Problem> Copy out the listing below line for line, keeping every character unchanged, but leave out the picture.

Data in this exercise>
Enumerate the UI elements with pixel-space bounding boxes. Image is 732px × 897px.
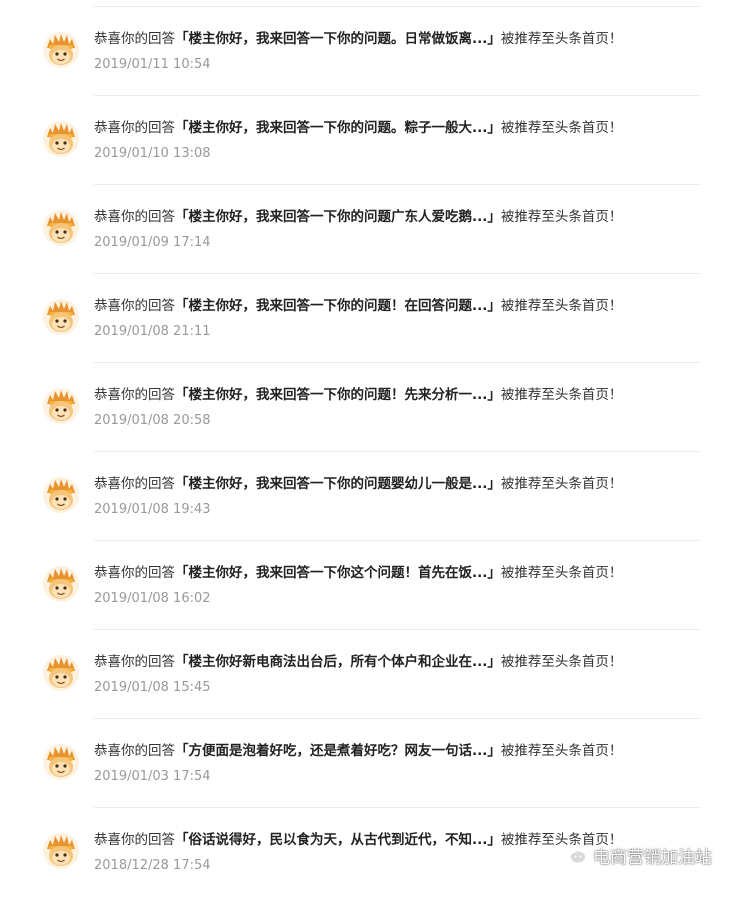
- notification-item[interactable]: 恭喜你的回答「楼主你好，我来回答一下你的问题！先来分析一...」被推荐至头条首页…: [0, 363, 732, 452]
- notification-message: 恭喜你的回答「楼主你好新电商法出台后，所有个体户和企业在...」被推荐至头条首页…: [94, 653, 674, 671]
- notification-feed: 恭喜你的回答「楼主你好，我来回答一下你的问题。日常做饭离...」被推荐至头条首页…: [0, 0, 732, 885]
- answer-title-link[interactable]: 「楼主你好，我来回答一下你的问题！在回答问题...」: [175, 298, 501, 314]
- monkey-king-icon[interactable]: [42, 832, 80, 870]
- notification-time: 2019/01/03 17:54: [94, 769, 211, 784]
- notification-time: 2019/01/08 15:45: [94, 680, 211, 695]
- message-prefix: 恭喜你的回答: [94, 209, 175, 225]
- message-prefix: 恭喜你的回答: [94, 654, 175, 670]
- answer-title-link[interactable]: 「楼主你好，我来回答一下你的问题广东人爱吃鹅...」: [175, 209, 501, 225]
- message-suffix: 被推荐至头条首页！: [500, 298, 623, 314]
- notification-time: 2019/01/09 17:14: [94, 235, 211, 250]
- notification-item[interactable]: 恭喜你的回答「楼主你好，我来回答一下你的问题。日常做饭离...」被推荐至头条首页…: [0, 7, 732, 96]
- answer-title-link[interactable]: 「楼主你好，我来回答一下你的问题！先来分析一...」: [175, 387, 501, 403]
- monkey-king-icon[interactable]: [42, 209, 80, 247]
- message-prefix: 恭喜你的回答: [94, 298, 175, 314]
- monkey-king-icon[interactable]: [42, 387, 80, 425]
- message-prefix: 恭喜你的回答: [94, 31, 175, 47]
- message-prefix: 恭喜你的回答: [94, 120, 175, 136]
- notification-item[interactable]: 恭喜你的回答「楼主你好，我来回答一下你的问题。粽子一般大...」被推荐至头条首页…: [0, 96, 732, 185]
- notification-item[interactable]: 恭喜你的回答「方便面是泡着好吃，还是煮着好吃？网友一句话...」被推荐至头条首页…: [0, 719, 732, 808]
- answer-title-link[interactable]: 「俗话说得好，民以食为天，从古代到近代，不知...」: [175, 832, 501, 848]
- message-suffix: 被推荐至头条首页！: [500, 387, 623, 403]
- notification-item[interactable]: 恭喜你的回答「楼主你好，我来回答一下你的问题广东人爱吃鹅...」被推荐至头条首页…: [0, 185, 732, 274]
- answer-title-link[interactable]: 「方便面是泡着好吃，还是煮着好吃？网友一句话...」: [175, 743, 501, 759]
- answer-title-link[interactable]: 「楼主你好，我来回答一下你的问题。日常做饭离...」: [175, 31, 501, 47]
- watermark: 电商营销加油站: [561, 843, 712, 868]
- notification-message: 恭喜你的回答「楼主你好，我来回答一下你的问题婴幼儿一般是...」被推荐至头条首页…: [94, 475, 674, 493]
- message-suffix: 被推荐至头条首页！: [500, 743, 623, 759]
- notification-time: 2019/01/11 10:54: [94, 57, 211, 72]
- monkey-king-icon[interactable]: [42, 120, 80, 158]
- monkey-king-icon[interactable]: [42, 565, 80, 603]
- message-suffix: 被推荐至头条首页！: [500, 120, 623, 136]
- monkey-king-icon[interactable]: [42, 476, 80, 514]
- notification-message: 恭喜你的回答「楼主你好，我来回答一下你的问题。日常做饭离...」被推荐至头条首页…: [94, 30, 674, 48]
- message-suffix: 被推荐至头条首页！: [500, 209, 623, 225]
- notification-time: 2019/01/08 19:43: [94, 502, 211, 517]
- notification-message: 恭喜你的回答「楼主你好，我来回答一下你的问题！先来分析一...」被推荐至头条首页…: [94, 386, 674, 404]
- message-suffix: 被推荐至头条首页！: [500, 476, 623, 492]
- notification-message: 恭喜你的回答「楼主你好，我来回答一下你这个问题！首先在饭...」被推荐至头条首页…: [94, 564, 674, 582]
- answer-title-link[interactable]: 「楼主你好，我来回答一下你的问题。粽子一般大...」: [175, 120, 501, 136]
- message-prefix: 恭喜你的回答: [94, 832, 175, 848]
- notification-message: 恭喜你的回答「楼主你好，我来回答一下你的问题广东人爱吃鹅...」被推荐至头条首页…: [94, 208, 674, 226]
- message-suffix: 被推荐至头条首页！: [500, 31, 623, 47]
- notification-message: 恭喜你的回答「楼主你好，我来回答一下你的问题。粽子一般大...」被推荐至头条首页…: [94, 119, 674, 137]
- monkey-king-icon[interactable]: [42, 298, 80, 336]
- message-suffix: 被推荐至头条首页！: [500, 654, 623, 670]
- message-prefix: 恭喜你的回答: [94, 565, 175, 581]
- answer-title-link[interactable]: 「楼主你好，我来回答一下你的问题婴幼儿一般是...」: [175, 476, 501, 492]
- message-prefix: 恭喜你的回答: [94, 743, 175, 759]
- wechat-icon: [561, 844, 587, 866]
- notification-item[interactable]: 恭喜你的回答「楼主你好新电商法出台后，所有个体户和企业在...」被推荐至头条首页…: [0, 630, 732, 719]
- notification-message: 恭喜你的回答「方便面是泡着好吃，还是煮着好吃？网友一句话...」被推荐至头条首页…: [94, 742, 674, 760]
- message-prefix: 恭喜你的回答: [94, 387, 175, 403]
- notification-message: 恭喜你的回答「楼主你好，我来回答一下你的问题！在回答问题...」被推荐至头条首页…: [94, 297, 674, 315]
- notification-time: 2019/01/10 13:08: [94, 146, 211, 161]
- message-suffix: 被推荐至头条首页！: [500, 565, 623, 581]
- notification-item[interactable]: 恭喜你的回答「楼主你好，我来回答一下你的问题！在回答问题...」被推荐至头条首页…: [0, 274, 732, 363]
- answer-title-link[interactable]: 「楼主你好，我来回答一下你这个问题！首先在饭...」: [175, 565, 501, 581]
- notification-time: 2019/01/08 21:11: [94, 324, 211, 339]
- monkey-king-icon[interactable]: [42, 743, 80, 781]
- monkey-king-icon[interactable]: [42, 31, 80, 69]
- monkey-king-icon[interactable]: [42, 654, 80, 692]
- notification-time: 2019/01/08 16:02: [94, 591, 211, 606]
- message-prefix: 恭喜你的回答: [94, 476, 175, 492]
- notification-item[interactable]: 恭喜你的回答「楼主你好，我来回答一下你的问题婴幼儿一般是...」被推荐至头条首页…: [0, 452, 732, 541]
- answer-title-link[interactable]: 「楼主你好新电商法出台后，所有个体户和企业在...」: [175, 654, 501, 670]
- notification-time: 2019/01/08 20:58: [94, 413, 211, 428]
- watermark-text: 电商营销加油站: [593, 847, 712, 868]
- notification-item[interactable]: 恭喜你的回答「楼主你好，我来回答一下你这个问题！首先在饭...」被推荐至头条首页…: [0, 541, 732, 630]
- notification-time: 2018/12/28 17:54: [94, 858, 211, 873]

The solution>
Enumerate the UI elements with pixel-space bounding boxes. Image is 732px × 897px.
- notification-item[interactable]: 恭喜你的回答「楼主你好，我来回答一下你的问题！先来分析一...」被推荐至头条首页…: [0, 363, 732, 452]
- notification-message: 恭喜你的回答「楼主你好新电商法出台后，所有个体户和企业在...」被推荐至头条首页…: [94, 653, 674, 671]
- notification-feed: 恭喜你的回答「楼主你好，我来回答一下你的问题。日常做饭离...」被推荐至头条首页…: [0, 0, 732, 885]
- answer-title-link[interactable]: 「楼主你好，我来回答一下你的问题！在回答问题...」: [175, 298, 501, 314]
- monkey-king-icon[interactable]: [42, 832, 80, 870]
- notification-time: 2019/01/03 17:54: [94, 769, 211, 784]
- notification-time: 2019/01/08 15:45: [94, 680, 211, 695]
- message-prefix: 恭喜你的回答: [94, 209, 175, 225]
- message-prefix: 恭喜你的回答: [94, 654, 175, 670]
- answer-title-link[interactable]: 「楼主你好，我来回答一下你的问题广东人爱吃鹅...」: [175, 209, 501, 225]
- message-suffix: 被推荐至头条首页！: [500, 298, 623, 314]
- notification-time: 2019/01/09 17:14: [94, 235, 211, 250]
- notification-item[interactable]: 恭喜你的回答「楼主你好，我来回答一下你的问题。日常做饭离...」被推荐至头条首页…: [0, 7, 732, 96]
- answer-title-link[interactable]: 「楼主你好，我来回答一下你的问题！先来分析一...」: [175, 387, 501, 403]
- monkey-king-icon[interactable]: [42, 209, 80, 247]
- message-prefix: 恭喜你的回答: [94, 298, 175, 314]
- monkey-king-icon[interactable]: [42, 387, 80, 425]
- message-prefix: 恭喜你的回答: [94, 31, 175, 47]
- message-prefix: 恭喜你的回答: [94, 120, 175, 136]
- notification-item[interactable]: 恭喜你的回答「楼主你好，我来回答一下你的问题。粽子一般大...」被推荐至头条首页…: [0, 96, 732, 185]
- notification-item[interactable]: 恭喜你的回答「方便面是泡着好吃，还是煮着好吃？网友一句话...」被推荐至头条首页…: [0, 719, 732, 808]
- answer-title-link[interactable]: 「俗话说得好，民以食为天，从古代到近代，不知...」: [175, 832, 501, 848]
- message-suffix: 被推荐至头条首页！: [500, 387, 623, 403]
- notification-item[interactable]: 恭喜你的回答「楼主你好，我来回答一下你的问题广东人爱吃鹅...」被推荐至头条首页…: [0, 185, 732, 274]
- answer-title-link[interactable]: 「方便面是泡着好吃，还是煮着好吃？网友一句话...」: [175, 743, 501, 759]
- answer-title-link[interactable]: 「楼主你好，我来回答一下你的问题。日常做饭离...」: [175, 31, 501, 47]
- watermark: 电商营销加油站: [561, 843, 712, 868]
- notification-message: 恭喜你的回答「楼主你好，我来回答一下你的问题婴幼儿一般是...」被推荐至头条首页…: [94, 475, 674, 493]
- message-suffix: 被推荐至头条首页！: [500, 743, 623, 759]
- notification-time: 2019/01/11 10:54: [94, 57, 211, 72]
- monkey-king-icon[interactable]: [42, 120, 80, 158]
- monkey-king-icon[interactable]: [42, 565, 80, 603]
- message-suffix: 被推荐至头条首页！: [500, 120, 623, 136]
- monkey-king-icon[interactable]: [42, 476, 80, 514]
- notification-message: 恭喜你的回答「楼主你好，我来回答一下你的问题。日常做饭离...」被推荐至头条首页…: [94, 30, 674, 48]
- message-suffix: 被推荐至头条首页！: [500, 209, 623, 225]
- notification-time: 2019/01/08 19:43: [94, 502, 211, 517]
- notification-message: 恭喜你的回答「楼主你好，我来回答一下你的问题！先来分析一...」被推荐至头条首页…: [94, 386, 674, 404]
- message-suffix: 被推荐至头条首页！: [500, 476, 623, 492]
- notification-message: 恭喜你的回答「楼主你好，我来回答一下你这个问题！首先在饭...」被推荐至头条首页…: [94, 564, 674, 582]
- answer-title-link[interactable]: 「楼主你好，我来回答一下你的问题。粽子一般大...」: [175, 120, 501, 136]
- message-prefix: 恭喜你的回答: [94, 832, 175, 848]
- notification-message: 恭喜你的回答「楼主你好，我来回答一下你的问题广东人爱吃鹅...」被推荐至头条首页…: [94, 208, 674, 226]
- message-suffix: 被推荐至头条首页！: [500, 31, 623, 47]
- notification-message: 恭喜你的回答「楼主你好，我来回答一下你的问题。粽子一般大...」被推荐至头条首页…: [94, 119, 674, 137]
- monkey-king-icon[interactable]: [42, 298, 80, 336]
- message-suffix: 被推荐至头条首页！: [500, 654, 623, 670]
- message-prefix: 恭喜你的回答: [94, 565, 175, 581]
- answer-title-link[interactable]: 「楼主你好，我来回答一下你的问题婴幼儿一般是...」: [175, 476, 501, 492]
- message-prefix: 恭喜你的回答: [94, 743, 175, 759]
- wechat-icon: [561, 844, 587, 866]
- notification-item[interactable]: 恭喜你的回答「楼主你好新电商法出台后，所有个体户和企业在...」被推荐至头条首页…: [0, 630, 732, 719]
- notification-message: 恭喜你的回答「方便面是泡着好吃，还是煮着好吃？网友一句话...」被推荐至头条首页…: [94, 742, 674, 760]
- message-prefix: 恭喜你的回答: [94, 387, 175, 403]
- notification-message: 恭喜你的回答「楼主你好，我来回答一下你的问题！在回答问题...」被推荐至头条首页…: [94, 297, 674, 315]
- notification-time: 2019/01/10 13:08: [94, 146, 211, 161]
- message-suffix: 被推荐至头条首页！: [500, 565, 623, 581]
- notification-item[interactable]: 恭喜你的回答「楼主你好，我来回答一下你的问题！在回答问题...」被推荐至头条首页…: [0, 274, 732, 363]
- answer-title-link[interactable]: 「楼主你好，我来回答一下你这个问题！首先在饭...」: [175, 565, 501, 581]
- notification-time: 2019/01/08 21:11: [94, 324, 211, 339]
- monkey-king-icon[interactable]: [42, 743, 80, 781]
- monkey-king-icon[interactable]: [42, 31, 80, 69]
- monkey-king-icon[interactable]: [42, 654, 80, 692]
- notification-time: 2019/01/08 16:02: [94, 591, 211, 606]
- message-prefix: 恭喜你的回答: [94, 476, 175, 492]
- notification-item[interactable]: 恭喜你的回答「楼主你好，我来回答一下你的问题婴幼儿一般是...」被推荐至头条首页…: [0, 452, 732, 541]
- answer-title-link[interactable]: 「楼主你好新电商法出台后，所有个体户和企业在...」: [175, 654, 501, 670]
- notification-time: 2019/01/08 20:58: [94, 413, 211, 428]
- watermark-text: 电商营销加油站: [593, 847, 712, 868]
- notification-item[interactable]: 恭喜你的回答「楼主你好，我来回答一下你这个问题！首先在饭...」被推荐至头条首页…: [0, 541, 732, 630]
- notification-time: 2018/12/28 17:54: [94, 858, 211, 873]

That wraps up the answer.